### [Work to be completed]
Output the full listing below exactly, without the pictures.

Source records:
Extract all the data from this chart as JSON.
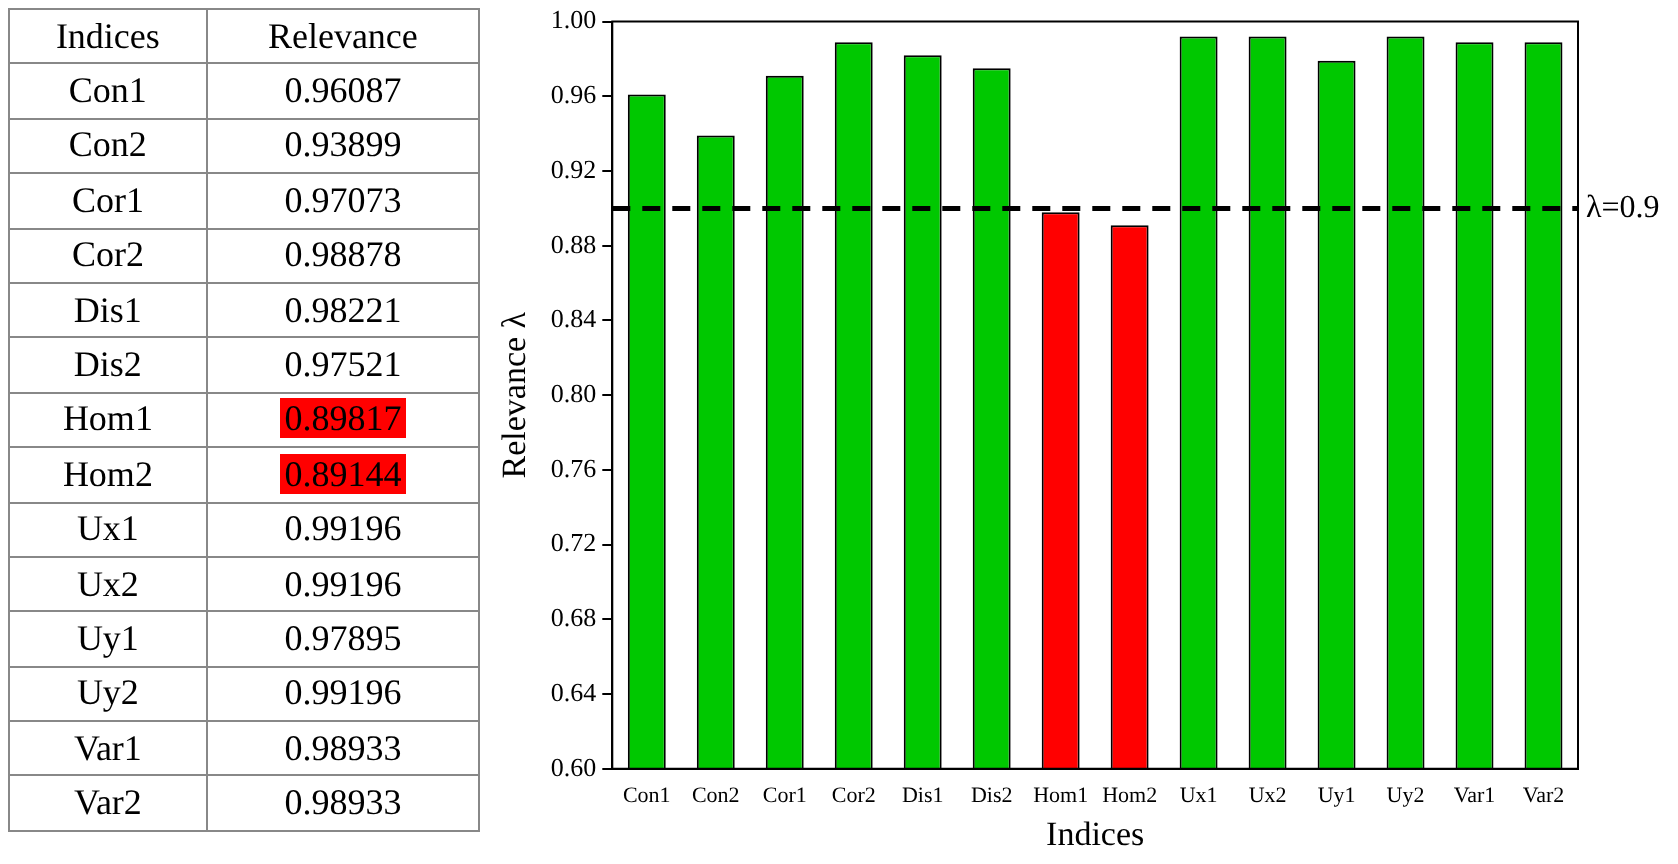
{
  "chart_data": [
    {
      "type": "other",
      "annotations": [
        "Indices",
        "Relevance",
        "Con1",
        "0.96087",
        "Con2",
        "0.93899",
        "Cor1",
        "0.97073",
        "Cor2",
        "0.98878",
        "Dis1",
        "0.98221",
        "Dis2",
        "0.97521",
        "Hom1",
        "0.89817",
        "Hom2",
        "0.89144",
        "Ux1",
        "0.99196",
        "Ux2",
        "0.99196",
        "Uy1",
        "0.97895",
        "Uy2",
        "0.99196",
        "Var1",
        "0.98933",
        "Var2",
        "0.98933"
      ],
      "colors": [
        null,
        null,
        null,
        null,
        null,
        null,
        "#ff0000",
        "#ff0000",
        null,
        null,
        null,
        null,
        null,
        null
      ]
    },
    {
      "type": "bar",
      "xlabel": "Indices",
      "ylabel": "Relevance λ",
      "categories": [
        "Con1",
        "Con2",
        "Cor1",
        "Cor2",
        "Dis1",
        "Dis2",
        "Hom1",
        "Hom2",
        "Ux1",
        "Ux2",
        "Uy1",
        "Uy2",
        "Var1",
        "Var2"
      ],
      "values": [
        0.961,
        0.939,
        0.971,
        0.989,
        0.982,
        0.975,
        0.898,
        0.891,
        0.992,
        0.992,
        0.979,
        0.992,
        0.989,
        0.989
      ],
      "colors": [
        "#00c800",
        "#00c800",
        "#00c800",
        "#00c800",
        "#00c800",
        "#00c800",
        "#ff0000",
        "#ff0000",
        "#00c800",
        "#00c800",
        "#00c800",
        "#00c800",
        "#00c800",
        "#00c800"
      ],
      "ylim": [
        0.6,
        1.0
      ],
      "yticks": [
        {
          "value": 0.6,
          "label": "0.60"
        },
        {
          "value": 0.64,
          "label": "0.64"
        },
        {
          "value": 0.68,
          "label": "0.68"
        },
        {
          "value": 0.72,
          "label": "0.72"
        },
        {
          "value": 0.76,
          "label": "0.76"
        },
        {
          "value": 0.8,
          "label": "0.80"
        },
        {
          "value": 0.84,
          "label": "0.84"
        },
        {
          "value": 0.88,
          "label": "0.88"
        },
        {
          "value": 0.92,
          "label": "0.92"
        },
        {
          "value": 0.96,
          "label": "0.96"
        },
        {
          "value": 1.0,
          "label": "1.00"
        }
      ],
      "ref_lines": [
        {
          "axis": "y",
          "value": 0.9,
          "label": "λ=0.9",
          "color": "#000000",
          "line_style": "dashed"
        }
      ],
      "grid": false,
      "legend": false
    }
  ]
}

### [Expected answer]
Extract all the data from this chart as JSON.
{
  "chart_data": [
    {
      "type": "other",
      "annotations": [
        "Indices",
        "Relevance",
        "Con1",
        "0.96087",
        "Con2",
        "0.93899",
        "Cor1",
        "0.97073",
        "Cor2",
        "0.98878",
        "Dis1",
        "0.98221",
        "Dis2",
        "0.97521",
        "Hom1",
        "0.89817",
        "Hom2",
        "0.89144",
        "Ux1",
        "0.99196",
        "Ux2",
        "0.99196",
        "Uy1",
        "0.97895",
        "Uy2",
        "0.99196",
        "Var1",
        "0.98933",
        "Var2",
        "0.98933"
      ],
      "colors": [
        null,
        null,
        null,
        null,
        null,
        null,
        "#ff0000",
        "#ff0000",
        null,
        null,
        null,
        null,
        null,
        null
      ]
    },
    {
      "type": "bar",
      "xlabel": "Indices",
      "ylabel": "Relevance λ",
      "categories": [
        "Con1",
        "Con2",
        "Cor1",
        "Cor2",
        "Dis1",
        "Dis2",
        "Hom1",
        "Hom2",
        "Ux1",
        "Ux2",
        "Uy1",
        "Uy2",
        "Var1",
        "Var2"
      ],
      "values": [
        0.961,
        0.939,
        0.971,
        0.989,
        0.982,
        0.975,
        0.898,
        0.891,
        0.992,
        0.992,
        0.979,
        0.992,
        0.989,
        0.989
      ],
      "colors": [
        "#00c800",
        "#00c800",
        "#00c800",
        "#00c800",
        "#00c800",
        "#00c800",
        "#ff0000",
        "#ff0000",
        "#00c800",
        "#00c800",
        "#00c800",
        "#00c800",
        "#00c800",
        "#00c800"
      ],
      "ylim": [
        0.6,
        1.0
      ],
      "yticks": [
        {
          "value": 0.6,
          "label": "0.60"
        },
        {
          "value": 0.64,
          "label": "0.64"
        },
        {
          "value": 0.68,
          "label": "0.68"
        },
        {
          "value": 0.72,
          "label": "0.72"
        },
        {
          "value": 0.76,
          "label": "0.76"
        },
        {
          "value": 0.8,
          "label": "0.80"
        },
        {
          "value": 0.84,
          "label": "0.84"
        },
        {
          "value": 0.88,
          "label": "0.88"
        },
        {
          "value": 0.92,
          "label": "0.92"
        },
        {
          "value": 0.96,
          "label": "0.96"
        },
        {
          "value": 1.0,
          "label": "1.00"
        }
      ],
      "ref_lines": [
        {
          "axis": "y",
          "value": 0.9,
          "label": "λ=0.9",
          "color": "#000000",
          "line_style": "dashed"
        }
      ],
      "grid": false,
      "legend": false
    }
  ]
}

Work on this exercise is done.